▶ [EXERCISE BRIEF]
Lines containing the string "conopea" are to be counted. Write only how many there are.

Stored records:
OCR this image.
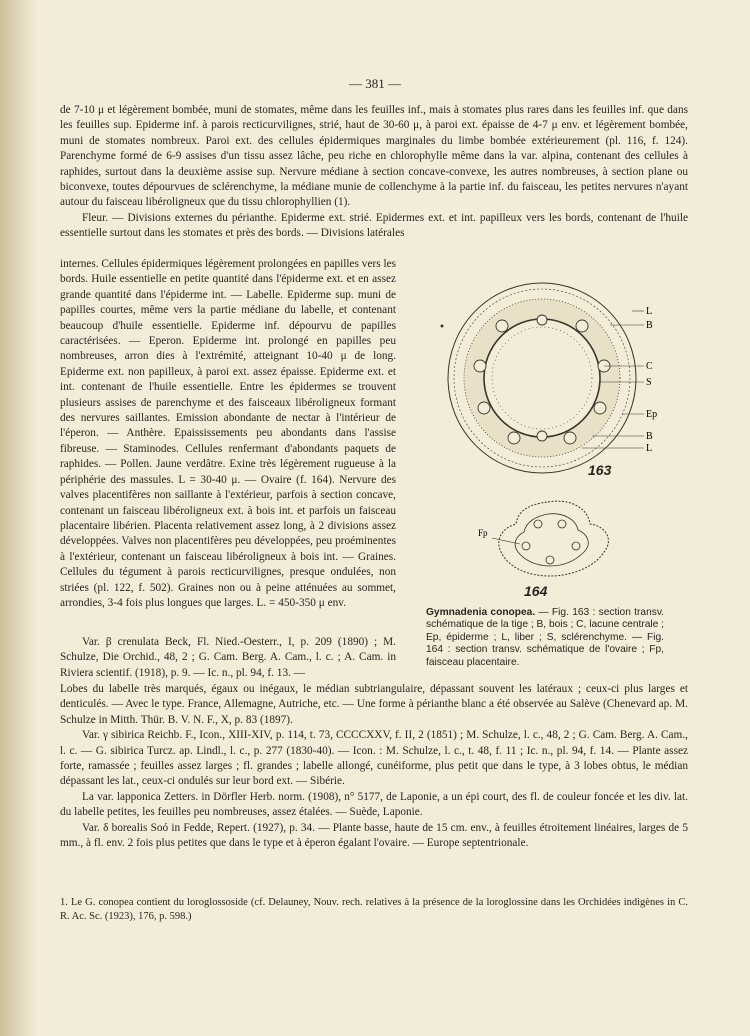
— 381 —

de 7-10 μ et légèrement bombée, muni de stomates, même dans les feuilles inf., mais à stomates plus rares dans les feuilles inf. que dans les feuilles sup. Epiderme inf. à parois recticurvilignes, strié, haut de 30-60 μ, à paroi ext. épaisse de 4-7 μ env. et légèrement bombée, muni de stomates nombreux. Paroi ext. des cellules épidermiques marginales du limbe bombée extérieurement (pl. 116, f. 124). Parenchyme formé de 6-9 assises d'un tissu assez lâche, peu riche en chlorophylle même dans la var. alpina, contenant des cellules à raphides, surtout dans la deuxième assise sup. Nervure médiane à section concave-convexe, les autres nombreuses, à section plane ou biconvexe, toutes dépourvues de sclérenchyme, la médiane munie de collenchyme à la partie inf. du faisceau, les petites nervures n'ayant autour du faisceau libéroligneux que du tissu chlorophyllien (1).

Fleur. — Divisions externes du périanthe. Epiderme ext. strié. Epidermes ext. et int. papilleux vers les bords, contenant de l'huile essentielle surtout dans les stomates et près des bords. — Divisions latérales

internes. Cellules épidermiques légèrement prolongées en papilles vers les bords. Huile essentielle en petite quantité dans l'épiderme ext. et en assez grande quantité dans l'épiderme int. — Labelle. Epiderme sup. muni de papilles courtes, même vers la partie médiane du labelle, et contenant beaucoup d'huile essentielle. Epiderme inf. dépourvu de papilles caractérisées. — Eperon. Epiderme int. prolongé en papilles peu nombreuses, arron dies à l'extrémité, atteignant 10-40 μ de long. Epiderme ext. non papilleux, à paroi ext. assez épaisse. Epiderme ext. et int. contenant de l'huile essentielle. Entre les épidermes se trouvent plusieurs assises de parenchyme et des faisceaux libéroligneux formant des nervures saillantes. Emission abondante de nectar à l'intérieur de l'éperon. — Anthère. Epaississements peu abondants dans l'assise fibreuse. — Staminodes. Cellules renfermant d'abondants paquets de raphides. — Pollen. Jaune verdâtre. Exine très légèrement rugueuse à la périphérie des massules. L = 30-40 μ. — Ovaire (f. 164). Nervure des valves placentifères non saillante à l'extérieur, parfois à section concave, contenant un faisceau libéroligneux ext. à bois int. et parfois un faisceau placentaire libérien. Placenta relativement assez long, à 2 divisions assez développées. Valves non placentifères peu développées, peu proéminentes à l'extérieur, contenant un faisceau libéroligneux à bois int. — Graines. Cellules du tégument à parois recticurvilignes, presque ondulées, non striées (pl. 122, f. 502). Graines non ou à peine atténuées au sommet, arrondies, 3-4 fois plus longues que larges. L. = 450-350 μ env.

L
B
C
S
Ep
B
L
163
Fp
164
Gymnadenia conopea. — Fig. 163 : section transv. schématique de la tige ; B, bois ; C, lacune centrale ; Ep, épiderme ; L, liber ; S, sclérenchyme. — Fig. 164 : section transv. schématique de l'ovaire ; Fp, faisceau placentaire.

Var. β crenulata Beck, Fl. Nied.-Oesterr., I, p. 209 (1890) ; M. Schulze, Die Orchid., 48, 2 ; G. Cam. Berg. A. Cam., l. c. ; A. Cam. in Riviera scientif. (1918), p. 9. — Ic. n., pl. 94, f. 13. —

Lobes du labelle très marqués, égaux ou inégaux, le médian subtriangulaire, dépassant souvent les latéraux ; ceux-ci plus larges et denticulés. — Avec le type. France, Allemagne, Autriche, etc. — Une forme à périanthe blanc a été observée au Salève (Chenevard ap. M. Schulze in Mitth. Thür. B. V. N. F., X, p. 83 (1897).

Var. γ sibirica Reichb. F., Icon., XIII-XIV, p. 114, t. 73, CCCCXXV, f. II, 2 (1851) ; M. Schulze, l. c., 48, 2 ; G. Cam. Berg. A. Cam., l. c. — G. sibirica Turcz. ap. Lindl., l. c., p. 277 (1830-40). — Icon. : M. Schulze, l. c., t. 48, f. 11 ; Ic. n., pl. 94, f. 14. — Plante assez forte, ramassée ; feuilles assez larges ; fl. grandes ; labelle allongé, cunéiforme, plus petit que dans le type, à 3 lobes obtus, le médian dépassant les lat., ceux-ci ondulés sur leur bord ext. — Sibérie.

La var. lapponica Zetters. in Dörfler Herb. norm. (1908), n° 5177, de Laponie, a un épi court, des fl. de couleur foncée et les div. lat. du labelle petites, les feuilles peu nombreuses, assez étalées. — Suède, Laponie.

Var. δ borealis Soó in Fedde, Repert. (1927), p. 34. — Plante basse, haute de 15 cm. env., à feuilles étroitement linéaires, larges de 5 mm., à fl. env. 2 fois plus petites que dans le type et à éperon égalant l'ovaire. — Europe septentrionale.

1. Le G. conopea contient du loroglossoside (cf. Delauney, Nouv. rech. relatives à la présence de la loroglossine dans les Orchidées indigènes in C. R. Ac. Sc. (1923), 176, p. 598.)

▶ [RESULT OF THE TASK]
2